[Recorded data]
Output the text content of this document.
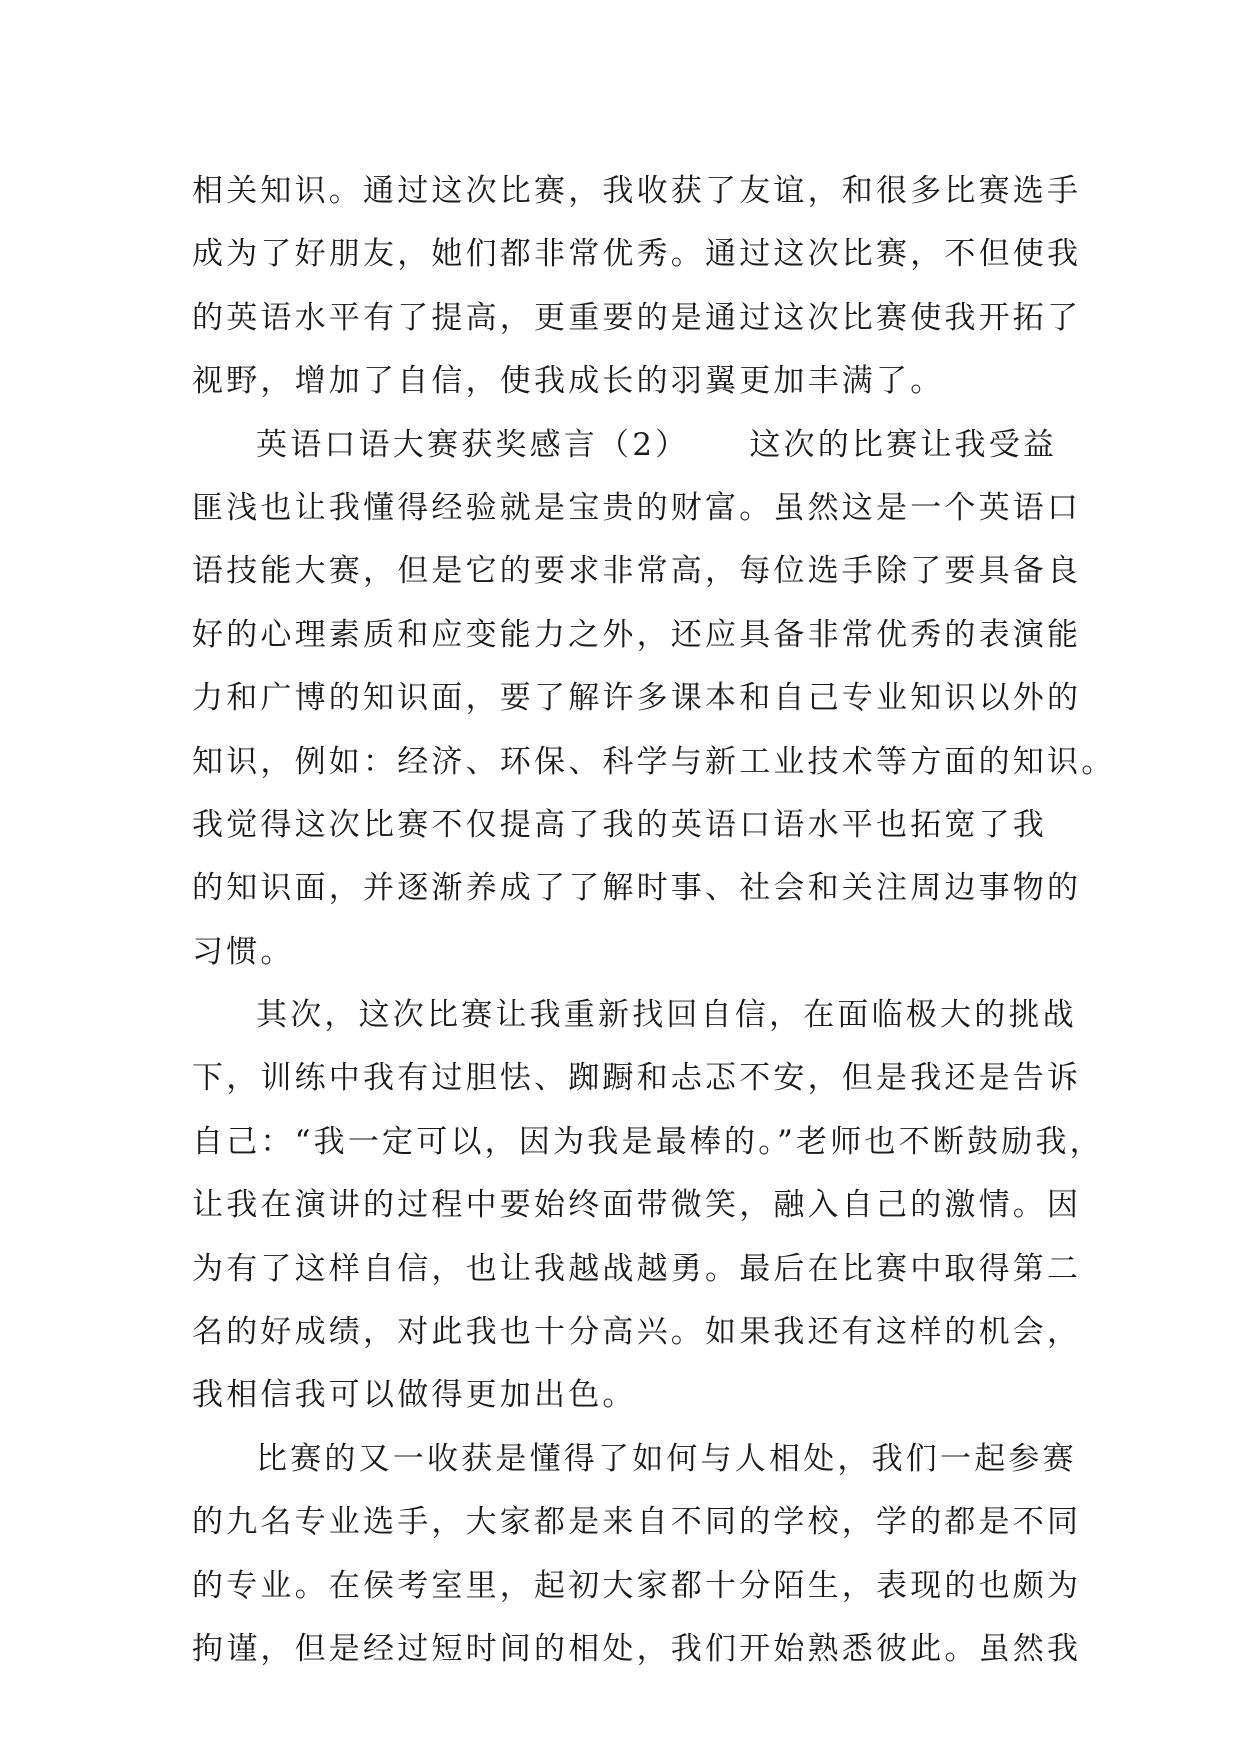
相关知识。通过这次比赛，我收获了友谊，和很多比赛选手
成为了好朋友，她们都非常优秀。通过这次比赛，不但使我
的英语水平有了提高，更重要的是通过这次比赛使我开拓了
视野，增加了自信，使我成长的羽翼更加丰满了。
英语口语大赛获奖感言（2） 这次的比赛让我受益
匪浅也让我懂得经验就是宝贵的财富。虽然这是一个英语口
语技能大赛，但是它的要求非常高，每位选手除了要具备良
好的心理素质和应变能力之外，还应具备非常优秀的表演能
力和广博的知识面，要了解许多课本和自己专业知识以外的
知识，例如：经济、环保、科学与新工业技术等方面的知识。
我觉得这次比赛不仅提高了我的英语口语水平也拓宽了我
的知识面，并逐渐养成了了解时事、社会和关注周边事物的
习惯。
其次，这次比赛让我重新找回自信，在面临极大的挑战
下，训练中我有过胆怯、踟蹰和忐忑不安，但是我还是告诉
自己：“我一定可以，因为我是最棒的。”老师也不断鼓励我，
让我在演讲的过程中要始终面带微笑，融入自己的激情。因
为有了这样自信，也让我越战越勇。最后在比赛中取得第二
名的好成绩，对此我也十分高兴。如果我还有这样的机会，
我相信我可以做得更加出色。
比赛的又一收获是懂得了如何与人相处，我们一起参赛
的九名专业选手，大家都是来自不同的学校，学的都是不同
的专业。在侯考室里，起初大家都十分陌生，表现的也颇为
拘谨，但是经过短时间的相处，我们开始熟悉彼此。虽然我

_Short problem_
Transcribe the records word for word and include no pictures.

_Reply to the exercise_
Output the text content of this document.
相关知识。通过这次比赛，我收获了友谊，和很多比赛选手
成为了好朋友，她们都非常优秀。通过这次比赛，不但使我
的英语水平有了提高，更重要的是通过这次比赛使我开拓了
视野，增加了自信，使我成长的羽翼更加丰满了。
英语口语大赛获奖感言（2） 这次的比赛让我受益
匪浅也让我懂得经验就是宝贵的财富。虽然这是一个英语口
语技能大赛，但是它的要求非常高，每位选手除了要具备良
好的心理素质和应变能力之外，还应具备非常优秀的表演能
力和广博的知识面，要了解许多课本和自己专业知识以外的
知识，例如：经济、环保、科学与新工业技术等方面的知识。
我觉得这次比赛不仅提高了我的英语口语水平也拓宽了我
的知识面，并逐渐养成了了解时事、社会和关注周边事物的
习惯。
其次，这次比赛让我重新找回自信，在面临极大的挑战
下，训练中我有过胆怯、踟蹰和忐忑不安，但是我还是告诉
自己：“我一定可以，因为我是最棒的。”老师也不断鼓励我，
让我在演讲的过程中要始终面带微笑，融入自己的激情。因
为有了这样自信，也让我越战越勇。最后在比赛中取得第二
名的好成绩，对此我也十分高兴。如果我还有这样的机会，
我相信我可以做得更加出色。
比赛的又一收获是懂得了如何与人相处，我们一起参赛
的九名专业选手，大家都是来自不同的学校，学的都是不同
的专业。在侯考室里，起初大家都十分陌生，表现的也颇为
拘谨，但是经过短时间的相处，我们开始熟悉彼此。虽然我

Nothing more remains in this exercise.